[Figure data in JSON]
####################
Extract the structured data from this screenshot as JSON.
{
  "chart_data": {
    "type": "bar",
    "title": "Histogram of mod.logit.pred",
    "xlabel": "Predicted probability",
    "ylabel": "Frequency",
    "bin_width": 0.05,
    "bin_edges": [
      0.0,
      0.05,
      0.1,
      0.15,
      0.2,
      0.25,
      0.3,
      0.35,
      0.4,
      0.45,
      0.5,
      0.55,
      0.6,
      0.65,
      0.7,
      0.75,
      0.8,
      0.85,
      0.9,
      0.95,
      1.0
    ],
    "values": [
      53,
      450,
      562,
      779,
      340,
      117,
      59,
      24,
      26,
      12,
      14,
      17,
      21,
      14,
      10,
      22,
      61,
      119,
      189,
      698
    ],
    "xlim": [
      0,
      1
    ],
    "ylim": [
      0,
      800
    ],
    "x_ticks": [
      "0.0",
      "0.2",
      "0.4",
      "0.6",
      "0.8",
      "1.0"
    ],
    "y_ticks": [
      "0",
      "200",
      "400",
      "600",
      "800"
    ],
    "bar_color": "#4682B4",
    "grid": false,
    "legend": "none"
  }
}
####################
Requirement
From the data above, extract every line in its exact form.

Written answer
Extract the structured data from this screenshot as JSON.
{
  "chart_data": {
    "type": "bar",
    "title": "Histogram of mod.logit.pred",
    "xlabel": "Predicted probability",
    "ylabel": "Frequency",
    "bin_width": 0.05,
    "bin_edges": [
      0.0,
      0.05,
      0.1,
      0.15,
      0.2,
      0.25,
      0.3,
      0.35,
      0.4,
      0.45,
      0.5,
      0.55,
      0.6,
      0.65,
      0.7,
      0.75,
      0.8,
      0.85,
      0.9,
      0.95,
      1.0
    ],
    "values": [
      53,
      450,
      562,
      779,
      340,
      117,
      59,
      24,
      26,
      12,
      14,
      17,
      21,
      14,
      10,
      22,
      61,
      119,
      189,
      698
    ],
    "xlim": [
      0,
      1
    ],
    "ylim": [
      0,
      800
    ],
    "x_ticks": [
      "0.0",
      "0.2",
      "0.4",
      "0.6",
      "0.8",
      "1.0"
    ],
    "y_ticks": [
      "0",
      "200",
      "400",
      "600",
      "800"
    ],
    "bar_color": "#4682B4",
    "grid": false,
    "legend": "none"
  }
}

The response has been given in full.